** Start Data provided **

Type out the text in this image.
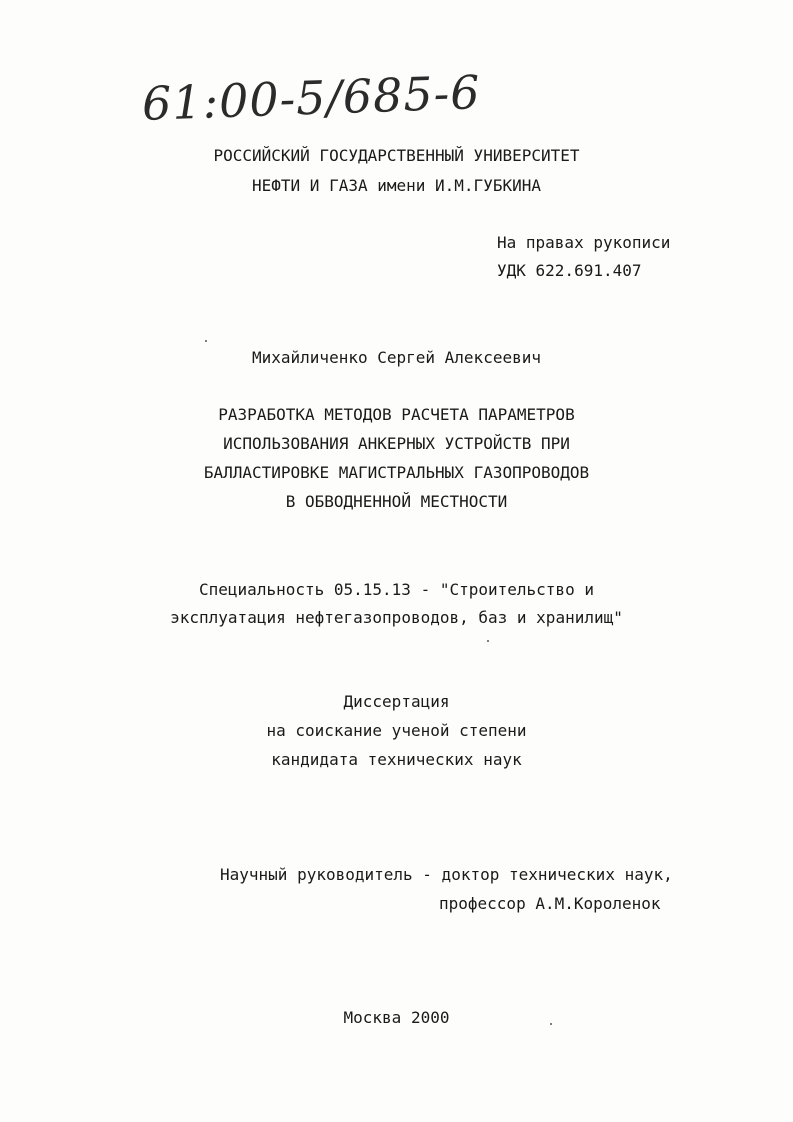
61:00-5/685-6
РОССИЙСКИЙ ГОСУДАРСТВЕННЫЙ УНИВЕРСИТЕТ
НЕФТИ И ГАЗА имени И.М.ГУБКИНА
На правах рукописи
УДК 622.691.407
Михайличенко Сергей Алексеевич
РАЗРАБОТКА МЕТОДОВ РАСЧЕТА ПАРАМЕТРОВ
ИСПОЛЬЗОВАНИЯ АНКЕРНЫХ УСТРОЙСТВ ПРИ
БАЛЛАСТИРОВКЕ МАГИСТРАЛЬНЫХ ГАЗОПРОВОДОВ
В ОБВОДНЕННОЙ МЕСТНОСТИ
Специальность 05.15.13 - "Строительство и
эксплуатация нефтегазопроводов, баз и хранилищ"
Диссертация
на соискание ученой степени
кандидата технических наук
Научный руководитель - доктор технических наук,
профессор А.М.Короленок
Москва 2000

** End Data provided **

> _Written exercise_:
Omit every picture while copying the listing above exactly.

> _Solution_:
Type out the text in this image.
61:00-5/685-6
РОССИЙСКИЙ ГОСУДАРСТВЕННЫЙ УНИВЕРСИТЕТ
НЕФТИ И ГАЗА имени И.М.ГУБКИНА
На правах рукописи
УДК 622.691.407
Михайличенко Сергей Алексеевич
РАЗРАБОТКА МЕТОДОВ РАСЧЕТА ПАРАМЕТРОВ
ИСПОЛЬЗОВАНИЯ АНКЕРНЫХ УСТРОЙСТВ ПРИ
БАЛЛАСТИРОВКЕ МАГИСТРАЛЬНЫХ ГАЗОПРОВОДОВ
В ОБВОДНЕННОЙ МЕСТНОСТИ
Специальность 05.15.13 - "Строительство и
эксплуатация нефтегазопроводов, баз и хранилищ"
Диссертация
на соискание ученой степени
кандидата технических наук
Научный руководитель - доктор технических наук,
профессор А.М.Короленок
Москва 2000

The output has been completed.